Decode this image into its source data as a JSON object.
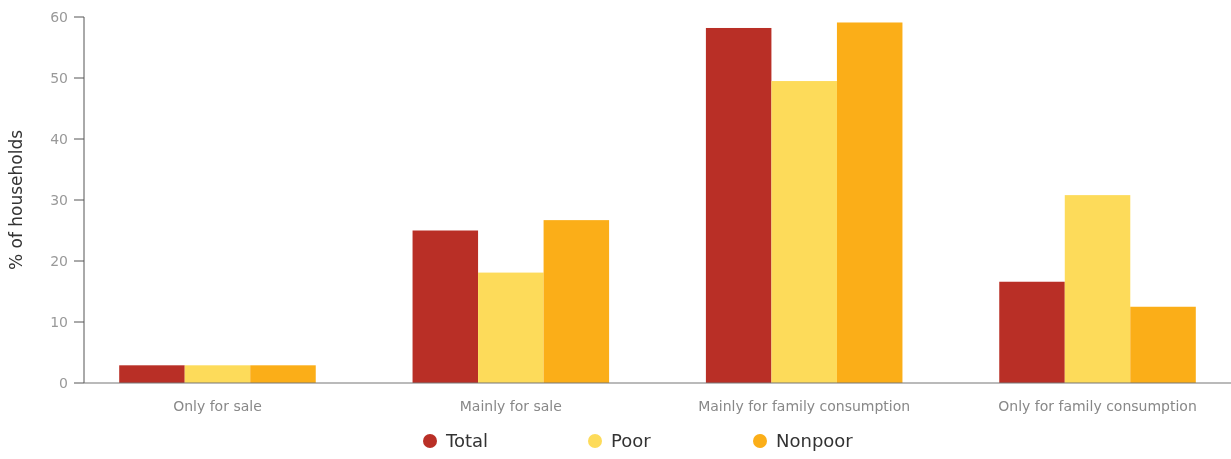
{
  "chart_data": {
    "type": "bar",
    "ylabel": "% of households",
    "categories": [
      "Only for sale",
      "Mainly for sale",
      "Mainly for family consumption",
      "Only for family consumption"
    ],
    "series": [
      {
        "name": "Total",
        "color": "#b92f26",
        "values": [
          2.9,
          25.0,
          58.2,
          16.6
        ]
      },
      {
        "name": "Poor",
        "color": "#fddb5a",
        "values": [
          2.9,
          18.1,
          49.5,
          30.8
        ]
      },
      {
        "name": "Nonpoor",
        "color": "#fbae18",
        "values": [
          2.9,
          26.7,
          59.1,
          12.5
        ]
      }
    ],
    "ylim": [
      0,
      60
    ],
    "yticks": [
      0,
      10,
      20,
      30,
      40,
      50,
      60
    ],
    "grid": false,
    "legend": "bottom"
  }
}
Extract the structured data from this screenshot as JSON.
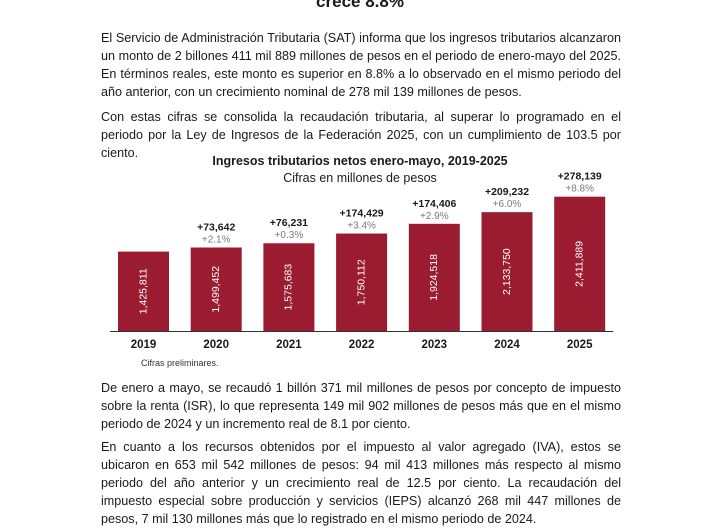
{
  "heading": "crece 8.8%",
  "paragraphs": {
    "p1": "El Servicio de Administración Tributaria (SAT) informa que los ingresos tributarios alcanzaron un monto de 2 billones 411 mil 889 millones de pesos en el periodo de enero-mayo del 2025. En términos reales, este monto es superior en 8.8% a lo observado en el mismo periodo del año anterior, con un crecimiento nominal de 278 mil 139 millones de pesos.",
    "p2": "Con estas cifras se consolida la recaudación tributaria, al superar lo programado en el periodo por la Ley de Ingresos de la Federación 2025, con un cumplimiento de 103.5 por ciento.",
    "p3": "De enero a mayo, se recaudó 1 billón 371 mil millones de pesos por concepto de impuesto sobre la renta (ISR), lo que representa 149 mil 902 millones de pesos más que en el mismo periodo de 2024 y un incremento real de 8.1 por ciento.",
    "p4": "En cuanto a los recursos obtenidos por el impuesto al valor agregado (IVA), estos se ubicaron en 653 mil 542 millones de pesos: 94 mil 413 millones más respecto al mismo periodo del año anterior y un crecimiento real de 12.5 por ciento. La recaudación del impuesto especial sobre producción y servicios (IEPS) alcanzó 268 mil 447 millones de pesos, 7 mil 130 millones más que lo registrado en el mismo periodo de 2024."
  },
  "note": "Cifras preliminares.",
  "colors": {
    "bar": "#9b1b30",
    "text": "#1a1a1a",
    "pct": "#7a7a7a",
    "bar_label": "#ffffff"
  },
  "chart_data": {
    "type": "bar",
    "title": "Ingresos tributarios netos enero-mayo, 2019-2025",
    "subtitle": "Cifras en millones de pesos",
    "categories": [
      "2019",
      "2020",
      "2021",
      "2022",
      "2023",
      "2024",
      "2025"
    ],
    "values": [
      1425811,
      1499452,
      1575683,
      1750112,
      1924518,
      2133750,
      2411889
    ],
    "value_labels": [
      "1,425,811",
      "1,499,452",
      "1,575,683",
      "1,750,112",
      "1,924,518",
      "2,133,750",
      "2,411,889"
    ],
    "increase_labels": [
      "",
      "+73,642",
      "+76,231",
      "+174,429",
      "+174,406",
      "+209,232",
      "+278,139"
    ],
    "real_growth_labels": [
      "",
      "+2.1%",
      "+0.3%",
      "+3.4%",
      "+2.9%",
      "+6.0%",
      "+8.8%"
    ],
    "ylim": [
      0,
      2500000
    ],
    "grid": false
  }
}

• _Set task_
Give only the number of lines that include the word "JSON".

• _Result_
2